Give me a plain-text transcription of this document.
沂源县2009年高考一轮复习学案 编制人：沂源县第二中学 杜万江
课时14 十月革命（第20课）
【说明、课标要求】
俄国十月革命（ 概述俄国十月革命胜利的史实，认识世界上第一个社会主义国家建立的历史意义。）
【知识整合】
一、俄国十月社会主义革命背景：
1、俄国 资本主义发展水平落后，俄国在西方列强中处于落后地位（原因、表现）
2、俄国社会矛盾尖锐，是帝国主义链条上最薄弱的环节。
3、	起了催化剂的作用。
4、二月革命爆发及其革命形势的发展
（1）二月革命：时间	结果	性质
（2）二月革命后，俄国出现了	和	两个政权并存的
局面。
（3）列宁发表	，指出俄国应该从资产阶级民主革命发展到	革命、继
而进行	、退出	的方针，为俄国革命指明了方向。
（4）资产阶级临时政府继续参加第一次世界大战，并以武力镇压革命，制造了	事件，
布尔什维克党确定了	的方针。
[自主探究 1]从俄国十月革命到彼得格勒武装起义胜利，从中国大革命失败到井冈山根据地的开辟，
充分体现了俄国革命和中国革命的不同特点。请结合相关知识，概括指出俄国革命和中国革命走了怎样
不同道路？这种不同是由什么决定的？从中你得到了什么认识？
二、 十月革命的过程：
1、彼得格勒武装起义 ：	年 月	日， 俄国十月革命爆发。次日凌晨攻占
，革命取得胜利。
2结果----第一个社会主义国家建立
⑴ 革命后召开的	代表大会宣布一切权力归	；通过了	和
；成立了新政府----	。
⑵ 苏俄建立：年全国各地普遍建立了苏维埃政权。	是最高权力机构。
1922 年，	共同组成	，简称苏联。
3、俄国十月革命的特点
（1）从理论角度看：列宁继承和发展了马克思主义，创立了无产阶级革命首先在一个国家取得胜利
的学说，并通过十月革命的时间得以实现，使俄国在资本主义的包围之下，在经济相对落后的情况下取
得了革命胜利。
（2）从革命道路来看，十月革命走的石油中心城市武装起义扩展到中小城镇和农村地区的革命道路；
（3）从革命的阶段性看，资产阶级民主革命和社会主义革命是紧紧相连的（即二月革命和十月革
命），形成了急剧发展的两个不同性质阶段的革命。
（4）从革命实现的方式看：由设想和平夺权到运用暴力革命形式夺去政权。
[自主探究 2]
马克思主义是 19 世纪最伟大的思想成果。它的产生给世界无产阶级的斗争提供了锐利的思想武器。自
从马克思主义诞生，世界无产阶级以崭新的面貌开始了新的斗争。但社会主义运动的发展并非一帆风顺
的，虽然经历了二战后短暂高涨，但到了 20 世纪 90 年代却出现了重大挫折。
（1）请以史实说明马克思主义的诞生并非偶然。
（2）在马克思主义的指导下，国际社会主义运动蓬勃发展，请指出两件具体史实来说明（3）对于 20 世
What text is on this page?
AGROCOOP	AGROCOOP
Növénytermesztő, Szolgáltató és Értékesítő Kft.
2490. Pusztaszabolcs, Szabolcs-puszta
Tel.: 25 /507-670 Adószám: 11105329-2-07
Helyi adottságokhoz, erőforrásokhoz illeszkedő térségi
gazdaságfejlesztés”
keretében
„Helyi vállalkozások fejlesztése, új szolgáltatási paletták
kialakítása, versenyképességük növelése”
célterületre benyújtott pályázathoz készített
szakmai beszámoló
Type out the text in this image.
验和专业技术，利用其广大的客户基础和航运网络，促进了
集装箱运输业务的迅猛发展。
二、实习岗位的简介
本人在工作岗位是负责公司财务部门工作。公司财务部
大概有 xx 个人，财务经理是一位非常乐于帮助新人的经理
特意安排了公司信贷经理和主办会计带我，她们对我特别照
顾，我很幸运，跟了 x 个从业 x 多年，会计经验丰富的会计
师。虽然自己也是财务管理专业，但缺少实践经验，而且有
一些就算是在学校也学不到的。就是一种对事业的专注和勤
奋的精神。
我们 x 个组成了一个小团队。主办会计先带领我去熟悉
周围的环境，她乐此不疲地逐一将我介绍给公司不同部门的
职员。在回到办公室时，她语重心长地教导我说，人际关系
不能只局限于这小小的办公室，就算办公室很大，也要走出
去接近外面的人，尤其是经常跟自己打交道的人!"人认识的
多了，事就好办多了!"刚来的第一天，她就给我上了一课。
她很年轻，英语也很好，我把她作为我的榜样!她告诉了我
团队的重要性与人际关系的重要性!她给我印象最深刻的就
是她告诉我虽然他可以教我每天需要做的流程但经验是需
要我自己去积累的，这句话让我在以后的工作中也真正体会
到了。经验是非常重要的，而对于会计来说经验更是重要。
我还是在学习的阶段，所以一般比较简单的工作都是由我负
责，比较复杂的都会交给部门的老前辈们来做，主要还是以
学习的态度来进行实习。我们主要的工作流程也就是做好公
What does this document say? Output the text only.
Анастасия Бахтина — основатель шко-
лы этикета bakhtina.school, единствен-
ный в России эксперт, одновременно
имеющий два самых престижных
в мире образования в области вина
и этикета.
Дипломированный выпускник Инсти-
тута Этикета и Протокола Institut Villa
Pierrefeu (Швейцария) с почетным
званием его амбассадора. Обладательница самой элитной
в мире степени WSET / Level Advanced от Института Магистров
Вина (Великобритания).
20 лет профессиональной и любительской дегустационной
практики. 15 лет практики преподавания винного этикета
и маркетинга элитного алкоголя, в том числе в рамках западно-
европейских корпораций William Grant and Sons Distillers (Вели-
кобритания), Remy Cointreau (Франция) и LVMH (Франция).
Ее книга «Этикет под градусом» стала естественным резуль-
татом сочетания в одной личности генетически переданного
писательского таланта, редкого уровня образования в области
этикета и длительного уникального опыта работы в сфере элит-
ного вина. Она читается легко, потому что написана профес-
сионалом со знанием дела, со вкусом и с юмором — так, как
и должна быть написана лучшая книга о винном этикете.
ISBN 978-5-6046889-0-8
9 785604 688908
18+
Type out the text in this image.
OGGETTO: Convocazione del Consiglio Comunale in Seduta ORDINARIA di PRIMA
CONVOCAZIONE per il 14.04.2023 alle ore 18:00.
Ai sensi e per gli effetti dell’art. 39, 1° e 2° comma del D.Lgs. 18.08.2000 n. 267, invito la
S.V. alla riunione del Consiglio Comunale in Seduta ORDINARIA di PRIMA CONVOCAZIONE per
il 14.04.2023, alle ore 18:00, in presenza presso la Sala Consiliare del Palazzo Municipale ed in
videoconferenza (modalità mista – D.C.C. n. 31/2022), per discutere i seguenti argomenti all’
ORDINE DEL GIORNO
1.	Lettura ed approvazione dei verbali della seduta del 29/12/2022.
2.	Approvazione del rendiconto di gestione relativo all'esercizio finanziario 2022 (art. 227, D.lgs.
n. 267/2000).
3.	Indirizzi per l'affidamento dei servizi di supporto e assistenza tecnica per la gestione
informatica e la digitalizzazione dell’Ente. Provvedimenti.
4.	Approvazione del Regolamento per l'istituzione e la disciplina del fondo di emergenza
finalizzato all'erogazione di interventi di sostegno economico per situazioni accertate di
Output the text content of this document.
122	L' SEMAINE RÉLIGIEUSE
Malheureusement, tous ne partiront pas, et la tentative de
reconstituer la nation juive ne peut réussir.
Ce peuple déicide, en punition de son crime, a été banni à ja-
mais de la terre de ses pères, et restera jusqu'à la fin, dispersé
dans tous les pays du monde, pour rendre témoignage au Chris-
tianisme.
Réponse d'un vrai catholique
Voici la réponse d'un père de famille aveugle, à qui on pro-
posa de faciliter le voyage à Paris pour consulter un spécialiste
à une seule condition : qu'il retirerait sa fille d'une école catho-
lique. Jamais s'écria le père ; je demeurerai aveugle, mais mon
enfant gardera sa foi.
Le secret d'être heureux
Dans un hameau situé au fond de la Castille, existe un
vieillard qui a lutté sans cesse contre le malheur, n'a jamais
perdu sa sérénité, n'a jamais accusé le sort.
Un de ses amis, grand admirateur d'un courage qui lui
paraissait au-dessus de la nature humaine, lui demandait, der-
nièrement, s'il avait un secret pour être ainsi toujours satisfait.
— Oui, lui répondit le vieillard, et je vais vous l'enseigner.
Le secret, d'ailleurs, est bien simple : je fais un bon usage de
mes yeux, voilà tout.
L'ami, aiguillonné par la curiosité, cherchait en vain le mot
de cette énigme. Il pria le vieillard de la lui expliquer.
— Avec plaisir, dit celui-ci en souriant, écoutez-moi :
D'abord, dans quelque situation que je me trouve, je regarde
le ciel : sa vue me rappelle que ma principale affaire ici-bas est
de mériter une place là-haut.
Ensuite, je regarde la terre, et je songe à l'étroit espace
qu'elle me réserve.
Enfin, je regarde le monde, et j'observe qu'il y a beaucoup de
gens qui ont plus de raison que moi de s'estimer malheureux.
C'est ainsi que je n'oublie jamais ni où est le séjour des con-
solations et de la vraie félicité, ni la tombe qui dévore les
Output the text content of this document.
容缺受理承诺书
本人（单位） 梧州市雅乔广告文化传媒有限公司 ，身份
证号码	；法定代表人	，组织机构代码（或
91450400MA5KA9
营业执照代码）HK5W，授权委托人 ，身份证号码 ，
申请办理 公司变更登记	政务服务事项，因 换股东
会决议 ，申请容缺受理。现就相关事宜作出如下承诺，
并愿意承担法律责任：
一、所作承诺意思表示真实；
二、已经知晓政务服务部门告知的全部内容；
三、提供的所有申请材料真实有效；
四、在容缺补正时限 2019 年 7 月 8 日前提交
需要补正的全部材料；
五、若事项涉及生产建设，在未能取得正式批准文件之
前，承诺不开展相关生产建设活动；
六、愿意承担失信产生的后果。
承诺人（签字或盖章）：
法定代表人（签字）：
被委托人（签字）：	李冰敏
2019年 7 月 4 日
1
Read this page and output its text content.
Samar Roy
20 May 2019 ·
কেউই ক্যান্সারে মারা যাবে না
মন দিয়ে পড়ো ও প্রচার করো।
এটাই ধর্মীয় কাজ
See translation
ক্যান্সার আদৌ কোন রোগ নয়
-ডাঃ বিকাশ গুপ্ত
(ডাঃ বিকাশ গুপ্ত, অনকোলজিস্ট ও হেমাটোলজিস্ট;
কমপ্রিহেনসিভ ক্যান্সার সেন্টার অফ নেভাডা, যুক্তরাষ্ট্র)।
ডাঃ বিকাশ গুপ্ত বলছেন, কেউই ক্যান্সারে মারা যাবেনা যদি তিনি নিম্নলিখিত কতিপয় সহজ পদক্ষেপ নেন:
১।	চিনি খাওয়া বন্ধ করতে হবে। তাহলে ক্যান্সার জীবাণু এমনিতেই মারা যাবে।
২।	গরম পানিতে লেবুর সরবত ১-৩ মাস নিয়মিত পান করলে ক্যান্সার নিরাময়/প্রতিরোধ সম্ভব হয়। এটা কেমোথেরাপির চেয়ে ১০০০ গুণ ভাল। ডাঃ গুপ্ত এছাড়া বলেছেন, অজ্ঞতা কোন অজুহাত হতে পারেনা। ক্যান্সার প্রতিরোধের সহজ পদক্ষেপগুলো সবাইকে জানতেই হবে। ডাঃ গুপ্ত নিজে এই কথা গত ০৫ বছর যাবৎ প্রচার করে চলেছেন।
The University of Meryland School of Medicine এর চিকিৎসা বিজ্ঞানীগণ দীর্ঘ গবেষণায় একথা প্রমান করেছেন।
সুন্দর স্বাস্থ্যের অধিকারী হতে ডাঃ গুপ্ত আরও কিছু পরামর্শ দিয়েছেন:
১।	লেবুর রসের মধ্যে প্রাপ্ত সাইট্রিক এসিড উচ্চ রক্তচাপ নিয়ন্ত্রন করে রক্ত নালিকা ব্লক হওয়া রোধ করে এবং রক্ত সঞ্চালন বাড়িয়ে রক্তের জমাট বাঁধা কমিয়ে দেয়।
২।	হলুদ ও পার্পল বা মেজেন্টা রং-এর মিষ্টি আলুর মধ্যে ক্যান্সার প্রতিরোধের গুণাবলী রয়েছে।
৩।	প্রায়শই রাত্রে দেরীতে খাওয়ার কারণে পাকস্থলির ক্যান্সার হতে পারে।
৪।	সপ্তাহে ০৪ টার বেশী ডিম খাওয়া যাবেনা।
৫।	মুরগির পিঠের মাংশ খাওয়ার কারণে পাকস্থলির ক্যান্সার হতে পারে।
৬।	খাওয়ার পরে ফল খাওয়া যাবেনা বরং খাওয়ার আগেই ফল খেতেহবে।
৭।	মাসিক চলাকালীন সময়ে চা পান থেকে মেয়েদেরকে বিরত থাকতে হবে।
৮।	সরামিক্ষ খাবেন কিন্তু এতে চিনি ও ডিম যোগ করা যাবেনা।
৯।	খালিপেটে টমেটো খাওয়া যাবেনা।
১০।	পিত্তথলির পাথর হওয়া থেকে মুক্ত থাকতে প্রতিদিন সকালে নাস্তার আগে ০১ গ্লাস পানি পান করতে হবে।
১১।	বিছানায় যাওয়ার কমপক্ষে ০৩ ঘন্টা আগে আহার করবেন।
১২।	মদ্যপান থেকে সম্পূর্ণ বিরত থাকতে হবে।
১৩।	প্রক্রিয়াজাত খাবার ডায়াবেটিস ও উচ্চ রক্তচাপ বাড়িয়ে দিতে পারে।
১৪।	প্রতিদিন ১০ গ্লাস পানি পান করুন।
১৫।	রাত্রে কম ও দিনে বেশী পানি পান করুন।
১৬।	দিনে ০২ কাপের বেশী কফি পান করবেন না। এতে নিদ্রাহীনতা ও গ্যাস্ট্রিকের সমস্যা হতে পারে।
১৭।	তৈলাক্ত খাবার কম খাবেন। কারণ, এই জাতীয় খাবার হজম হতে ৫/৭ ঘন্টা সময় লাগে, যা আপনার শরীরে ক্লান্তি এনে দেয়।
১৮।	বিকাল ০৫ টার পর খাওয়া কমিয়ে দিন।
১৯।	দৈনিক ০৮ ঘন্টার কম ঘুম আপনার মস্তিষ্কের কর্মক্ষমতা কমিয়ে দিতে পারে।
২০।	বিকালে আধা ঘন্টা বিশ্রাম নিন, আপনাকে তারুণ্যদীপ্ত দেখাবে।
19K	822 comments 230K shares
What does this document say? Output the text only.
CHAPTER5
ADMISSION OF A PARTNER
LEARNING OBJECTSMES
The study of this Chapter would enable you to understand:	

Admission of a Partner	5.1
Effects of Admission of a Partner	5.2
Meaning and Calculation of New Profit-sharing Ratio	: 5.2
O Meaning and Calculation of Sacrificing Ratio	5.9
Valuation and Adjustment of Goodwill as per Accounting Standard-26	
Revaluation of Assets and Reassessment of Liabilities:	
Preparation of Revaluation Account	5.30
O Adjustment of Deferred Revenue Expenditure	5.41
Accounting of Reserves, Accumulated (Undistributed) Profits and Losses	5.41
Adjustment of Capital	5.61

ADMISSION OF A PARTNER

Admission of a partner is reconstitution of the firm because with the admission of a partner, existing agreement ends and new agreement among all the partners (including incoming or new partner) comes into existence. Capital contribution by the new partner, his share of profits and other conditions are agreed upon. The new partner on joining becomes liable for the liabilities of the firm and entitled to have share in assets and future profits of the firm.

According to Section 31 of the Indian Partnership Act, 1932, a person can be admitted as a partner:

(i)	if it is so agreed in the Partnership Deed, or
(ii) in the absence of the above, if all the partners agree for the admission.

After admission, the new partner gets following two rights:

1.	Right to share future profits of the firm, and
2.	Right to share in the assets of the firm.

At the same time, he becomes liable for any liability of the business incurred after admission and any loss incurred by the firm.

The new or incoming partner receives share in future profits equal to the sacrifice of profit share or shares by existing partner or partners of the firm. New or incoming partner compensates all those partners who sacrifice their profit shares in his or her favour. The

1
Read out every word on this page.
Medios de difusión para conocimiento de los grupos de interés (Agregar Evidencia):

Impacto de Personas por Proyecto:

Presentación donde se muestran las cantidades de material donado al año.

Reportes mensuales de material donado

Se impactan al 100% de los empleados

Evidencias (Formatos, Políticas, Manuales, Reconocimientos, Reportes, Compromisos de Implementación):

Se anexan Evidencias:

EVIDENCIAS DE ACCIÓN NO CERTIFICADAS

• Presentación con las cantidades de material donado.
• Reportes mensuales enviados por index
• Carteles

» **Exercise instructions**: Above are the records; copy every line in them that holds the word "monde".

» **Answer for the task**:
dans tous les pays du monde, pour rendre témoignage au Chris-
Enfin, je regarde le monde, et j'observe qu'il y a beaucoup de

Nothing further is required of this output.